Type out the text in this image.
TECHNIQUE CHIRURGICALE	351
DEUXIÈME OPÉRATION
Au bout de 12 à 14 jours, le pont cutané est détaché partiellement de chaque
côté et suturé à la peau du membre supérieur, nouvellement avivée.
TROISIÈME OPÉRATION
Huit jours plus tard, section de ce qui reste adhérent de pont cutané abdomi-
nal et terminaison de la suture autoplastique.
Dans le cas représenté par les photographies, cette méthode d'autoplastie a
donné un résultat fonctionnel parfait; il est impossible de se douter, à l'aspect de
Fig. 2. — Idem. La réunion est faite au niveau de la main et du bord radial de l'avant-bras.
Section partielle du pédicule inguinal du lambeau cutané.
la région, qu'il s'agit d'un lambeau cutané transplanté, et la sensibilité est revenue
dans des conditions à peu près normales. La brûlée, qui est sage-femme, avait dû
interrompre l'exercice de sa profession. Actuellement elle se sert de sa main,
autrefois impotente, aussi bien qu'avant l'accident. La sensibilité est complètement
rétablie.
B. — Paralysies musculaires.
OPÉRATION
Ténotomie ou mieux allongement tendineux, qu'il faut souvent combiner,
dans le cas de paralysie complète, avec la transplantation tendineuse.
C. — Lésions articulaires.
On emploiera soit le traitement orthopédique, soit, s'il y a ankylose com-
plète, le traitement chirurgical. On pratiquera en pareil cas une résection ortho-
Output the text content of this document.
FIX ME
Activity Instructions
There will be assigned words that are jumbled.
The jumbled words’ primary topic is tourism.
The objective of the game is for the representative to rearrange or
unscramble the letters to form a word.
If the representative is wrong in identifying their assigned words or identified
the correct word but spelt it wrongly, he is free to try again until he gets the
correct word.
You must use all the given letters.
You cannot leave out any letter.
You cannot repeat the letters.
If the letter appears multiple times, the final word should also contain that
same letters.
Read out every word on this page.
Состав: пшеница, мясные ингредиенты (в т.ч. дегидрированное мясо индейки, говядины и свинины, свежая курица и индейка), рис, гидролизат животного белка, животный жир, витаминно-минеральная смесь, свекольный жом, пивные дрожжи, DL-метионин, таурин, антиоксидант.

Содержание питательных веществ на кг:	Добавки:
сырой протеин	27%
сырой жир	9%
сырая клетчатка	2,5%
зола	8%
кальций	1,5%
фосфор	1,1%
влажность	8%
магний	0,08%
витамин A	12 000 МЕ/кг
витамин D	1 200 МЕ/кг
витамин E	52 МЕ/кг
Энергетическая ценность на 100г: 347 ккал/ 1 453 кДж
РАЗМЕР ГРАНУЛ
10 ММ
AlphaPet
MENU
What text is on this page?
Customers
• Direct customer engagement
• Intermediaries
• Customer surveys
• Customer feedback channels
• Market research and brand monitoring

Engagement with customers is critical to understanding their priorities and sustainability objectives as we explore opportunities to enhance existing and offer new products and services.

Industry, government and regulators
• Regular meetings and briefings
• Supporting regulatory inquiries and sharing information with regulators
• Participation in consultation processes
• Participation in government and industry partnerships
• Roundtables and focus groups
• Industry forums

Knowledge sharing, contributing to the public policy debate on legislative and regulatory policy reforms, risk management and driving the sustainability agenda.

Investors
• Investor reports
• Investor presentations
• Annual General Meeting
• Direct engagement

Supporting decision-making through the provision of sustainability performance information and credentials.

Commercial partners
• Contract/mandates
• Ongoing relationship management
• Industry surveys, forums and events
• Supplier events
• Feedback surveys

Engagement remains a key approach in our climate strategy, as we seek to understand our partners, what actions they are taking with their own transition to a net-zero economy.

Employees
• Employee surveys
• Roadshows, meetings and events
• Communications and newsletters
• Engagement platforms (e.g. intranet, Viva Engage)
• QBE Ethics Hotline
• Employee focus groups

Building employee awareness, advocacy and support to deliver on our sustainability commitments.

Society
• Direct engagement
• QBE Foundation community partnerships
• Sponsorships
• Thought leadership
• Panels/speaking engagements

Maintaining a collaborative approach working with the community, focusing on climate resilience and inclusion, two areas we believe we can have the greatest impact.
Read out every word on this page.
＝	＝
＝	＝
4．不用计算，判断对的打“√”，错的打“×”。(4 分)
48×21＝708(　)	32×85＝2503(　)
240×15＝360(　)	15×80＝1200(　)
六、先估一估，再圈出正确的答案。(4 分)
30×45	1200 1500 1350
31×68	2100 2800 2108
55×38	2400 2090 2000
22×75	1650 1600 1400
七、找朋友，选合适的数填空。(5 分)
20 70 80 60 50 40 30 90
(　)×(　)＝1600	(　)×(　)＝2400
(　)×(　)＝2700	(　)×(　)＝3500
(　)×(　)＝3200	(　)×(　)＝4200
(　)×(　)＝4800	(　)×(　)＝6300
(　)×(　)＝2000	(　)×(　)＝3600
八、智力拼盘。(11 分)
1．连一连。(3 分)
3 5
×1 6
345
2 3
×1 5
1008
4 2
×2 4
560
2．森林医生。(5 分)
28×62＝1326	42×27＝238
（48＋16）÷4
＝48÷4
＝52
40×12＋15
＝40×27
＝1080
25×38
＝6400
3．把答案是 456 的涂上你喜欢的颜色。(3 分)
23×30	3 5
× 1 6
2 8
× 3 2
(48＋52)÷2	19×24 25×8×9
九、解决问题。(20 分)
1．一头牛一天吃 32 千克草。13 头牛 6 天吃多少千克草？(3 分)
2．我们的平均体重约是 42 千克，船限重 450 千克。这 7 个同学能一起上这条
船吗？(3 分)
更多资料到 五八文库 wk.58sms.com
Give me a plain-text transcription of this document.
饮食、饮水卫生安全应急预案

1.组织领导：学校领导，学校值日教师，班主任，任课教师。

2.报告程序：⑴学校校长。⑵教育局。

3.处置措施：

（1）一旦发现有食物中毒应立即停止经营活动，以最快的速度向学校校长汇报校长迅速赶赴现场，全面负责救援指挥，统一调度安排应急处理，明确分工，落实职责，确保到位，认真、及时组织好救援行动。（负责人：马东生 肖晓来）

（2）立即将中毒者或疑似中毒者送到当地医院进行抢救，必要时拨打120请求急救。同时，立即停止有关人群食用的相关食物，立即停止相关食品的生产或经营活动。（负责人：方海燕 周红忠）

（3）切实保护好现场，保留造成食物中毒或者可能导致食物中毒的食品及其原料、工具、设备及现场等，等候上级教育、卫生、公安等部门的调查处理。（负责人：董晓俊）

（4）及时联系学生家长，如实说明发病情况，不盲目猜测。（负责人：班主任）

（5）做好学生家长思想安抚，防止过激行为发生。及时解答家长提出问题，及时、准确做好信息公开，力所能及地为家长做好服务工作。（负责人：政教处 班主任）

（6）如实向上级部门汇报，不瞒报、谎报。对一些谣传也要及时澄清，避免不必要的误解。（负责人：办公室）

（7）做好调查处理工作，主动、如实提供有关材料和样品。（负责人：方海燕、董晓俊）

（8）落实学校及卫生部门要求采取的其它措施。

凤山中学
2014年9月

- **What you need to do**
Out of the material above, gather each line where "jours" appears.

- **Answer to this exercise**
Au bout de 12 à 14 jours, le pont cutané est détaché partiellement de chaque
Huit jours plus tard, section de ce qui reste adhérent de pont cutané abdomi-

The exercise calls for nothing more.